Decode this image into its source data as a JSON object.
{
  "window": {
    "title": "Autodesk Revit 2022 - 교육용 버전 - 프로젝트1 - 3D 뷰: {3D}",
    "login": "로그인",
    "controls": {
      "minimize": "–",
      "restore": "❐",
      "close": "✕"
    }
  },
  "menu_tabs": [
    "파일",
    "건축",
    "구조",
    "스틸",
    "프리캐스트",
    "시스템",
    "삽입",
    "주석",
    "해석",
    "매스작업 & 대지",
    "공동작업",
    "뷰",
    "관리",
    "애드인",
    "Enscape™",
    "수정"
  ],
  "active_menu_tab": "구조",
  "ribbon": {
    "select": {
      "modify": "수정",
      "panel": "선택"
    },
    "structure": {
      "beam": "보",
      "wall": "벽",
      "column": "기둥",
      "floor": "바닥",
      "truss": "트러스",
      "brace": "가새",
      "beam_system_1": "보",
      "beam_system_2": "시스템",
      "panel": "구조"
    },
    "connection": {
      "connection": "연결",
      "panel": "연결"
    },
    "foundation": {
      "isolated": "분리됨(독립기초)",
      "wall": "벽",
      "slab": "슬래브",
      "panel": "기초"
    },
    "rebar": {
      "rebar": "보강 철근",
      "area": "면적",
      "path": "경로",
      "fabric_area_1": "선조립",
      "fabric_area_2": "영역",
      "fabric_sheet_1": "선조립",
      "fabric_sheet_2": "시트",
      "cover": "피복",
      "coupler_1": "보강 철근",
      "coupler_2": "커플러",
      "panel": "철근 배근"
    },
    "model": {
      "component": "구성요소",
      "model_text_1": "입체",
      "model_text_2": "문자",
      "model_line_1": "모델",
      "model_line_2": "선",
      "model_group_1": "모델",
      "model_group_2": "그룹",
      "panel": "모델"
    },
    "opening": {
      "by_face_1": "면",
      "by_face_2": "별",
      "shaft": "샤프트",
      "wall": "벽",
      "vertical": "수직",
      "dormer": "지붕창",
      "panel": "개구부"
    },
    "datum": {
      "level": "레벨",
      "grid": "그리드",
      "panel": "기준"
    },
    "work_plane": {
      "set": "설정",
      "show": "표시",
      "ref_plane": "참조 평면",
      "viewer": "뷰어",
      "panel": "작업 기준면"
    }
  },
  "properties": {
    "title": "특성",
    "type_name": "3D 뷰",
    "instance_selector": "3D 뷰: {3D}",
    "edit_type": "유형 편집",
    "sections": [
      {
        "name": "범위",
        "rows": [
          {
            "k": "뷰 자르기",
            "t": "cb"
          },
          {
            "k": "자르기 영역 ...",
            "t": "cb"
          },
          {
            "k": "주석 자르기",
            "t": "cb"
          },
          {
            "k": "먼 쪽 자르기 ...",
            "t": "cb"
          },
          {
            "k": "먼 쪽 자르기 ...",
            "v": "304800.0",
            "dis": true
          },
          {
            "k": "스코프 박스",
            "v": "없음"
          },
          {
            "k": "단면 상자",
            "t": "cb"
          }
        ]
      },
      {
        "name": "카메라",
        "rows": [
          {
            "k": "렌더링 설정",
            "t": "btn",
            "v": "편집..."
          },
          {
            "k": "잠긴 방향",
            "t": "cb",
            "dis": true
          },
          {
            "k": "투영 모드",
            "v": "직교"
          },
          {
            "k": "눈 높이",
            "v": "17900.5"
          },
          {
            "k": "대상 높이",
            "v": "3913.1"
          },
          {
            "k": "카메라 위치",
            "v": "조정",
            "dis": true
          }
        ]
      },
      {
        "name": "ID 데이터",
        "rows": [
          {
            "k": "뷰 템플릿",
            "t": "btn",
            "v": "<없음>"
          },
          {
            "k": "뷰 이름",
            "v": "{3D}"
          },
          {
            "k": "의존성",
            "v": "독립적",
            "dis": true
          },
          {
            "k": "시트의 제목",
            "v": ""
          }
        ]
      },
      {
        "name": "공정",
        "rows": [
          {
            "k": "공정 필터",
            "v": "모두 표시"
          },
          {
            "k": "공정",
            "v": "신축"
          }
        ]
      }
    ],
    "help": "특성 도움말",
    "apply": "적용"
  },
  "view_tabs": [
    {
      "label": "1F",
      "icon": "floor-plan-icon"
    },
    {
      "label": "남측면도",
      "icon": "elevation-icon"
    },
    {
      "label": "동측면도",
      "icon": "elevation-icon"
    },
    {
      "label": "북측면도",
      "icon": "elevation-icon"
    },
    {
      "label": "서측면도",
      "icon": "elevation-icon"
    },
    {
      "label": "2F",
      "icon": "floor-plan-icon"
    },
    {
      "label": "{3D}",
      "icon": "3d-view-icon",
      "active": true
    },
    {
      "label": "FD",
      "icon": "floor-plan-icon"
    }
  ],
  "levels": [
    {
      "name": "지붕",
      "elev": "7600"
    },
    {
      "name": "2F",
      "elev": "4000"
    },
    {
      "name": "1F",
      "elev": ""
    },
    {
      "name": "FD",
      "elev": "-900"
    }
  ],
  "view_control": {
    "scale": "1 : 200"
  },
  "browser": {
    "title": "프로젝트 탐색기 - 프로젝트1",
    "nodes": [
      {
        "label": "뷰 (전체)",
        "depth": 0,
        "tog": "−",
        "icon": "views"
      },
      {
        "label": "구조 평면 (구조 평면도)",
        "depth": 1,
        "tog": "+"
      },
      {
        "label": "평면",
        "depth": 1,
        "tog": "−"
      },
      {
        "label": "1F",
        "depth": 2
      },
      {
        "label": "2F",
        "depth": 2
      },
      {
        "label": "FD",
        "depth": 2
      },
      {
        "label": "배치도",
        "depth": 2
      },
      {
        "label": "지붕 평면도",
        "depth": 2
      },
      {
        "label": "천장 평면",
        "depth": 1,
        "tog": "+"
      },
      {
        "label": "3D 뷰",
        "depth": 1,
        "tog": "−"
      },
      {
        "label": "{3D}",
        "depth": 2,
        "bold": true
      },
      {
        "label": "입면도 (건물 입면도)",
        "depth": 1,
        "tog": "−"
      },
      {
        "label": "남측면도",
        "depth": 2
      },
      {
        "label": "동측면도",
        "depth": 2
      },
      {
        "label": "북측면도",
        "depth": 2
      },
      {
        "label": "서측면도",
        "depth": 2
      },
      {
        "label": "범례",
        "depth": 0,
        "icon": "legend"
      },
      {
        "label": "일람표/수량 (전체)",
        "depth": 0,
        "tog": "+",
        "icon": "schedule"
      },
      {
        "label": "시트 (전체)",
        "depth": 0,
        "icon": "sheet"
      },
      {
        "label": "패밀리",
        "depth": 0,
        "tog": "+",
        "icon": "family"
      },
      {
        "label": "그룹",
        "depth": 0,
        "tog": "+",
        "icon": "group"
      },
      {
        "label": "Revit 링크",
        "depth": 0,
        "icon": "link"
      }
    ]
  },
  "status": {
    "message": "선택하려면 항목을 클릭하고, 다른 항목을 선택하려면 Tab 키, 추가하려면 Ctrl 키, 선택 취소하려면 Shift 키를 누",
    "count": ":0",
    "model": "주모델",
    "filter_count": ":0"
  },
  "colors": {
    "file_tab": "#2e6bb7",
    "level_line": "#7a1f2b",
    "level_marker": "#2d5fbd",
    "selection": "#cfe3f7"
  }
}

● ● ● ● ●

__Task objective__
Return each line of the records above exactly as it reads.

__Completed exercise__
Decode this image into its source data as a JSON object.
{
  "window": {
    "title": "Autodesk Revit 2022 - 교육용 버전 - 프로젝트1 - 3D 뷰: {3D}",
    "login": "로그인",
    "controls": {
      "minimize": "–",
      "restore": "❐",
      "close": "✕"
    }
  },
  "menu_tabs": [
    "파일",
    "건축",
    "구조",
    "스틸",
    "프리캐스트",
    "시스템",
    "삽입",
    "주석",
    "해석",
    "매스작업 & 대지",
    "공동작업",
    "뷰",
    "관리",
    "애드인",
    "Enscape™",
    "수정"
  ],
  "active_menu_tab": "구조",
  "ribbon": {
    "select": {
      "modify": "수정",
      "panel": "선택"
    },
    "structure": {
      "beam": "보",
      "wall": "벽",
      "column": "기둥",
      "floor": "바닥",
      "truss": "트러스",
      "brace": "가새",
      "beam_system_1": "보",
      "beam_system_2": "시스템",
      "panel": "구조"
    },
    "connection": {
      "connection": "연결",
      "panel": "연결"
    },
    "foundation": {
      "isolated": "분리됨(독립기초)",
      "wall": "벽",
      "slab": "슬래브",
      "panel": "기초"
    },
    "rebar": {
      "rebar": "보강 철근",
      "area": "면적",
      "path": "경로",
      "fabric_area_1": "선조립",
      "fabric_area_2": "영역",
      "fabric_sheet_1": "선조립",
      "fabric_sheet_2": "시트",
      "cover": "피복",
      "coupler_1": "보강 철근",
      "coupler_2": "커플러",
      "panel": "철근 배근"
    },
    "model": {
      "component": "구성요소",
      "model_text_1": "입체",
      "model_text_2": "문자",
      "model_line_1": "모델",
      "model_line_2": "선",
      "model_group_1": "모델",
      "model_group_2": "그룹",
      "panel": "모델"
    },
    "opening": {
      "by_face_1": "면",
      "by_face_2": "별",
      "shaft": "샤프트",
      "wall": "벽",
      "vertical": "수직",
      "dormer": "지붕창",
      "panel": "개구부"
    },
    "datum": {
      "level": "레벨",
      "grid": "그리드",
      "panel": "기준"
    },
    "work_plane": {
      "set": "설정",
      "show": "표시",
      "ref_plane": "참조 평면",
      "viewer": "뷰어",
      "panel": "작업 기준면"
    }
  },
  "properties": {
    "title": "특성",
    "type_name": "3D 뷰",
    "instance_selector": "3D 뷰: {3D}",
    "edit_type": "유형 편집",
    "sections": [
      {
        "name": "범위",
        "rows": [
          {
            "k": "뷰 자르기",
            "t": "cb"
          },
          {
            "k": "자르기 영역 ...",
            "t": "cb"
          },
          {
            "k": "주석 자르기",
            "t": "cb"
          },
          {
            "k": "먼 쪽 자르기 ...",
            "t": "cb"
          },
          {
            "k": "먼 쪽 자르기 ...",
            "v": "304800.0",
            "dis": true
          },
          {
            "k": "스코프 박스",
            "v": "없음"
          },
          {
            "k": "단면 상자",
            "t": "cb"
          }
        ]
      },
      {
        "name": "카메라",
        "rows": [
          {
            "k": "렌더링 설정",
            "t": "btn",
            "v": "편집..."
          },
          {
            "k": "잠긴 방향",
            "t": "cb",
            "dis": true
          },
          {
            "k": "투영 모드",
            "v": "직교"
          },
          {
            "k": "눈 높이",
            "v": "17900.5"
          },
          {
            "k": "대상 높이",
            "v": "3913.1"
          },
          {
            "k": "카메라 위치",
            "v": "조정",
            "dis": true
          }
        ]
      },
      {
        "name": "ID 데이터",
        "rows": [
          {
            "k": "뷰 템플릿",
            "t": "btn",
            "v": "<없음>"
          },
          {
            "k": "뷰 이름",
            "v": "{3D}"
          },
          {
            "k": "의존성",
            "v": "독립적",
            "dis": true
          },
          {
            "k": "시트의 제목",
            "v": ""
          }
        ]
      },
      {
        "name": "공정",
        "rows": [
          {
            "k": "공정 필터",
            "v": "모두 표시"
          },
          {
            "k": "공정",
            "v": "신축"
          }
        ]
      }
    ],
    "help": "특성 도움말",
    "apply": "적용"
  },
  "view_tabs": [
    {
      "label": "1F",
      "icon": "floor-plan-icon"
    },
    {
      "label": "남측면도",
      "icon": "elevation-icon"
    },
    {
      "label": "동측면도",
      "icon": "elevation-icon"
    },
    {
      "label": "북측면도",
      "icon": "elevation-icon"
    },
    {
      "label": "서측면도",
      "icon": "elevation-icon"
    },
    {
      "label": "2F",
      "icon": "floor-plan-icon"
    },
    {
      "label": "{3D}",
      "icon": "3d-view-icon",
      "active": true
    },
    {
      "label": "FD",
      "icon": "floor-plan-icon"
    }
  ],
  "levels": [
    {
      "name": "지붕",
      "elev": "7600"
    },
    {
      "name": "2F",
      "elev": "4000"
    },
    {
      "name": "1F",
      "elev": ""
    },
    {
      "name": "FD",
      "elev": "-900"
    }
  ],
  "view_control": {
    "scale": "1 : 200"
  },
  "browser": {
    "title": "프로젝트 탐색기 - 프로젝트1",
    "nodes": [
      {
        "label": "뷰 (전체)",
        "depth": 0,
        "tog": "−",
        "icon": "views"
      },
      {
        "label": "구조 평면 (구조 평면도)",
        "depth": 1,
        "tog": "+"
      },
      {
        "label": "평면",
        "depth": 1,
        "tog": "−"
      },
      {
        "label": "1F",
        "depth": 2
      },
      {
        "label": "2F",
        "depth": 2
      },
      {
        "label": "FD",
        "depth": 2
      },
      {
        "label": "배치도",
        "depth": 2
      },
      {
        "label": "지붕 평면도",
        "depth": 2
      },
      {
        "label": "천장 평면",
        "depth": 1,
        "tog": "+"
      },
      {
        "label": "3D 뷰",
        "depth": 1,
        "tog": "−"
      },
      {
        "label": "{3D}",
        "depth": 2,
        "bold": true
      },
      {
        "label": "입면도 (건물 입면도)",
        "depth": 1,
        "tog": "−"
      },
      {
        "label": "남측면도",
        "depth": 2
      },
      {
        "label": "동측면도",
        "depth": 2
      },
      {
        "label": "북측면도",
        "depth": 2
      },
      {
        "label": "서측면도",
        "depth": 2
      },
      {
        "label": "범례",
        "depth": 0,
        "icon": "legend"
      },
      {
        "label": "일람표/수량 (전체)",
        "depth": 0,
        "tog": "+",
        "icon": "schedule"
      },
      {
        "label": "시트 (전체)",
        "depth": 0,
        "icon": "sheet"
      },
      {
        "label": "패밀리",
        "depth": 0,
        "tog": "+",
        "icon": "family"
      },
      {
        "label": "그룹",
        "depth": 0,
        "tog": "+",
        "icon": "group"
      },
      {
        "label": "Revit 링크",
        "depth": 0,
        "icon": "link"
      }
    ]
  },
  "status": {
    "message": "선택하려면 항목을 클릭하고, 다른 항목을 선택하려면 Tab 키, 추가하려면 Ctrl 키, 선택 취소하려면 Shift 키를 누",
    "count": ":0",
    "model": "주모델",
    "filter_count": ":0"
  },
  "colors": {
    "file_tab": "#2e6bb7",
    "level_line": "#7a1f2b",
    "level_marker": "#2d5fbd",
    "selection": "#cfe3f7"
  }
}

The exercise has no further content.